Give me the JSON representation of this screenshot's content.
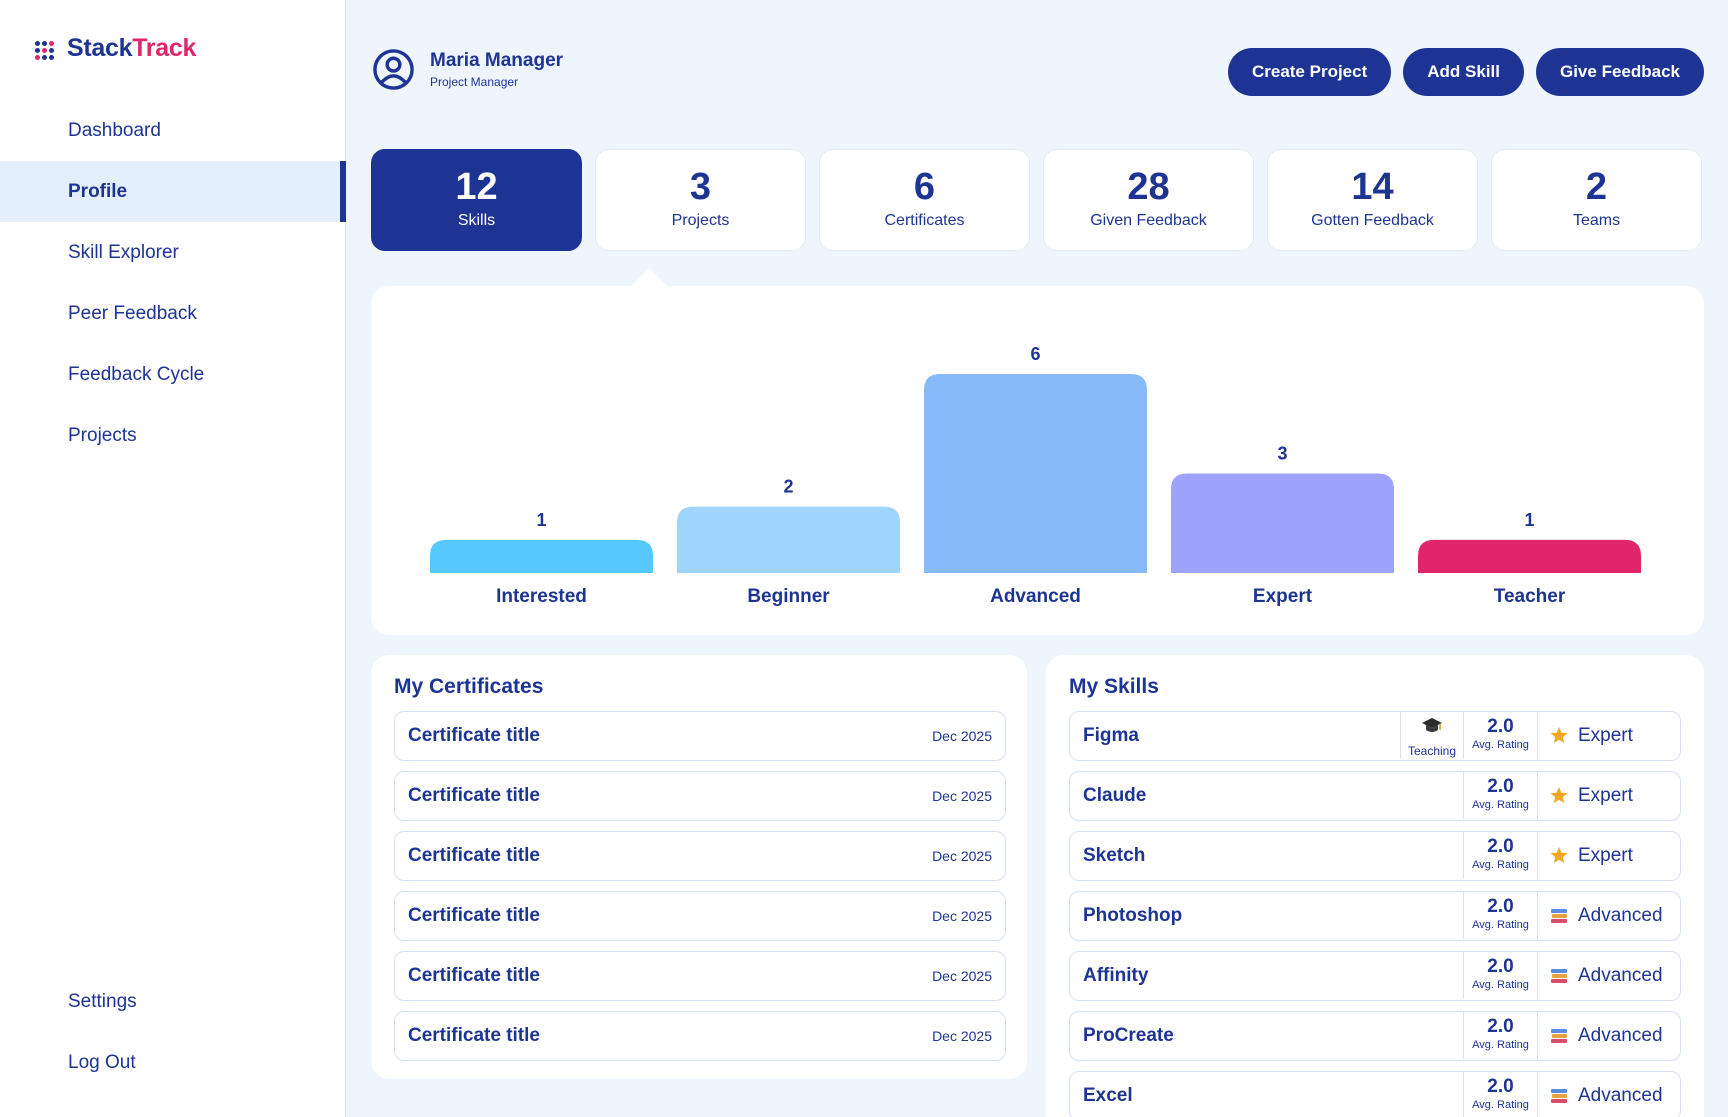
{
  "app": {
    "name_part1": "Stack",
    "name_part2": "Track"
  },
  "colors": {
    "primary": "#1d3494",
    "accent": "#e0256a",
    "background": "#eef5fd"
  },
  "sidebar": {
    "items": [
      {
        "label": "Dashboard"
      },
      {
        "label": "Profile",
        "active": true
      },
      {
        "label": "Skill Explorer"
      },
      {
        "label": "Peer Feedback"
      },
      {
        "label": "Feedback Cycle"
      },
      {
        "label": "Projects"
      }
    ],
    "bottom": [
      {
        "label": "Settings"
      },
      {
        "label": "Log Out"
      }
    ]
  },
  "user": {
    "name": "Maria Manager",
    "role": "Project Manager",
    "icon": "user-circle-icon"
  },
  "actions": [
    {
      "label": "Create Project"
    },
    {
      "label": "Add Skill"
    },
    {
      "label": "Give Feedback"
    }
  ],
  "stats": [
    {
      "value": "12",
      "label": "Skills",
      "active": true
    },
    {
      "value": "3",
      "label": "Projects"
    },
    {
      "value": "6",
      "label": "Certificates"
    },
    {
      "value": "28",
      "label": "Given Feedback"
    },
    {
      "value": "14",
      "label": "Gotten Feedback"
    },
    {
      "value": "2",
      "label": "Teams"
    }
  ],
  "chart_data": {
    "type": "bar",
    "categories": [
      "Interested",
      "Beginner",
      "Advanced",
      "Expert",
      "Teacher"
    ],
    "values": [
      1,
      2,
      6,
      3,
      1
    ],
    "colors": [
      "#56c8fb",
      "#9fd4fb",
      "#86baf9",
      "#9da2fb",
      "#e0256a"
    ],
    "data_labels": true,
    "ylim": [
      0,
      6
    ],
    "grid": false
  },
  "certificates": {
    "title": "My Certificates",
    "items": [
      {
        "title": "Certificate title",
        "date": "Dec 2025"
      },
      {
        "title": "Certificate title",
        "date": "Dec 2025"
      },
      {
        "title": "Certificate title",
        "date": "Dec 2025"
      },
      {
        "title": "Certificate title",
        "date": "Dec 2025"
      },
      {
        "title": "Certificate title",
        "date": "Dec 2025"
      },
      {
        "title": "Certificate title",
        "date": "Dec 2025"
      }
    ]
  },
  "skills": {
    "title": "My Skills",
    "rating_label": "Avg. Rating",
    "teaching_label": "Teaching",
    "items": [
      {
        "name": "Figma",
        "rating": "2.0",
        "level": "Expert",
        "level_icon": "star-icon",
        "teaching": true
      },
      {
        "name": "Claude",
        "rating": "2.0",
        "level": "Expert",
        "level_icon": "star-icon"
      },
      {
        "name": "Sketch",
        "rating": "2.0",
        "level": "Expert",
        "level_icon": "star-icon"
      },
      {
        "name": "Photoshop",
        "rating": "2.0",
        "level": "Advanced",
        "level_icon": "books-icon"
      },
      {
        "name": "Affinity",
        "rating": "2.0",
        "level": "Advanced",
        "level_icon": "books-icon"
      },
      {
        "name": "ProCreate",
        "rating": "2.0",
        "level": "Advanced",
        "level_icon": "books-icon"
      },
      {
        "name": "Excel",
        "rating": "2.0",
        "level": "Advanced",
        "level_icon": "books-icon"
      }
    ]
  }
}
□ □ □ □ □
> Required work
Identify all lines in the records above with the word "Manager".

> Written response
    "name": "Maria Manager",
    "role": "Project Manager",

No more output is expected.